Text content records for pages
▼

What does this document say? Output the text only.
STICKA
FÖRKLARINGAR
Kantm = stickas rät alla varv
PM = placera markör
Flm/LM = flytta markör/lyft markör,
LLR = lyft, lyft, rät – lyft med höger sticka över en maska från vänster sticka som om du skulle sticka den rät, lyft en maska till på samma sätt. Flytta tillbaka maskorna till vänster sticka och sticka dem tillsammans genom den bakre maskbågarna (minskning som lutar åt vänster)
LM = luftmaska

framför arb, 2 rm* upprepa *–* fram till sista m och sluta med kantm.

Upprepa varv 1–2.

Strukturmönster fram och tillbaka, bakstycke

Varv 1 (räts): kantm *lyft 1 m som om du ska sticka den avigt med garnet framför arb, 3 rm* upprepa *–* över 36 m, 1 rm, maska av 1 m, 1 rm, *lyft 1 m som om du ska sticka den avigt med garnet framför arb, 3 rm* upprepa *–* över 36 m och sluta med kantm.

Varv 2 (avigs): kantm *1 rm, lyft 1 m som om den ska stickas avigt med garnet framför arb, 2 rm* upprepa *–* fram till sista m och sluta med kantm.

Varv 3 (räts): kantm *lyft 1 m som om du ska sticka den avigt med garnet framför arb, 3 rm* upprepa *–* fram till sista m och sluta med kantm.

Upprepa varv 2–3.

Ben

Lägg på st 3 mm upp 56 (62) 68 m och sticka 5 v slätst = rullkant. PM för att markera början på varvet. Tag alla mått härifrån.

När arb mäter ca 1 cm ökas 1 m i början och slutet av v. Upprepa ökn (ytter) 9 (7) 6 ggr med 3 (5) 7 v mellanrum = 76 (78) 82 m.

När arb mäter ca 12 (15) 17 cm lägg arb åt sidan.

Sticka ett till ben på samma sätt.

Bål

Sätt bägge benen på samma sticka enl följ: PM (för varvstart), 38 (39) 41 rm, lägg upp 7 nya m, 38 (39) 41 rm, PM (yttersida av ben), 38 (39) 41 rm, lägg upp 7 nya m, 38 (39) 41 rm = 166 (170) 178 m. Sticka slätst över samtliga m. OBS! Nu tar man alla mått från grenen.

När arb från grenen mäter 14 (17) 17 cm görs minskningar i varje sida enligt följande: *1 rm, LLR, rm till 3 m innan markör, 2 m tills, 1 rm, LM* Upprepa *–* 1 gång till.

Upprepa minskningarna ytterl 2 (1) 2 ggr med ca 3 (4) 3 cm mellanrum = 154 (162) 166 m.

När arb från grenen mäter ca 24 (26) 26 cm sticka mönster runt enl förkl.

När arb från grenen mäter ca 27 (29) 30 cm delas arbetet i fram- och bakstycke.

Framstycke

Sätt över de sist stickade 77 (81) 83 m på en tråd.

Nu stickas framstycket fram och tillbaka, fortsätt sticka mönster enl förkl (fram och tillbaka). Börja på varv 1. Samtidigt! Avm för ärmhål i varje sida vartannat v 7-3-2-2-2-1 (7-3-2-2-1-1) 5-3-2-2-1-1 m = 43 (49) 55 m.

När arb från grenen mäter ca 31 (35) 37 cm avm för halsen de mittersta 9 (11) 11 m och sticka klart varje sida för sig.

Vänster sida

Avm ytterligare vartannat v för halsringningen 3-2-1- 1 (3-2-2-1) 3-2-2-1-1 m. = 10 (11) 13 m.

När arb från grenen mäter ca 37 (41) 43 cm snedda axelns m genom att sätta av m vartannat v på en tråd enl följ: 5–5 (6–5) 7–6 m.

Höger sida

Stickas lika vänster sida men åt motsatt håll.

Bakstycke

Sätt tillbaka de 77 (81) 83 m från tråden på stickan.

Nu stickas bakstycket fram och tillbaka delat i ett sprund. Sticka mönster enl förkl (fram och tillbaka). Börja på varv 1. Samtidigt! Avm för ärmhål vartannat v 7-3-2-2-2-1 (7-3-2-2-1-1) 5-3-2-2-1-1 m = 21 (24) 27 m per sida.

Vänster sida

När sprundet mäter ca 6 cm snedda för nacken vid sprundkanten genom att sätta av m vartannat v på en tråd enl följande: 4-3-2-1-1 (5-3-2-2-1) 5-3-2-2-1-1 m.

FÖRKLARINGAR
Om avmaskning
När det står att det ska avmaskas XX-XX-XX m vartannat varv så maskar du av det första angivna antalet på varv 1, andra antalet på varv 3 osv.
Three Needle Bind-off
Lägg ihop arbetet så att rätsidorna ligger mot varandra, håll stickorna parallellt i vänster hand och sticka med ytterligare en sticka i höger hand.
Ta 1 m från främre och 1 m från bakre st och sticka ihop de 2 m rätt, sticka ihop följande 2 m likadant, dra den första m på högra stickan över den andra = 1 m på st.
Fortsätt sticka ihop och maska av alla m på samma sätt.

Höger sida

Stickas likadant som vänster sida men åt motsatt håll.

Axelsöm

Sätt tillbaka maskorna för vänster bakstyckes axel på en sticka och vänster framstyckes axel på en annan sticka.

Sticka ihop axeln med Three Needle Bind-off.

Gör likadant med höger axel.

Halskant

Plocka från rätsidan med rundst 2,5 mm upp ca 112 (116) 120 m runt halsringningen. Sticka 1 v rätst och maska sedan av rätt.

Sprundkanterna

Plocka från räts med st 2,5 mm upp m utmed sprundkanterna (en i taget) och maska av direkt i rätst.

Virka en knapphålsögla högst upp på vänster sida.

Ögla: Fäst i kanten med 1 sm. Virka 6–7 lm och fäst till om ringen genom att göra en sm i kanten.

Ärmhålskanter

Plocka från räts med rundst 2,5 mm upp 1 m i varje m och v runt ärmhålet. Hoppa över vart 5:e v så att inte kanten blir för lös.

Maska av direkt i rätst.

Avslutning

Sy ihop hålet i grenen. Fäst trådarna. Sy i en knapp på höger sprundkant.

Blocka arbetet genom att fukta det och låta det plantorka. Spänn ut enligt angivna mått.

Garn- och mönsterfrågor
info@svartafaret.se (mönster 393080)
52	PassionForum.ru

▲

_What the task asks_
If a line in the records includes the string "håll", copy it.

_The answer_
Stickas lika vänster sida men åt motsatt håll.
Lägg ihop arbetet så att rätsidorna ligger mot varandra, håll stickorna parallellt i vänster hand och sticka med ytterligare en sticka i höger hand.
Stickas likadant som vänster sida men åt motsatt håll.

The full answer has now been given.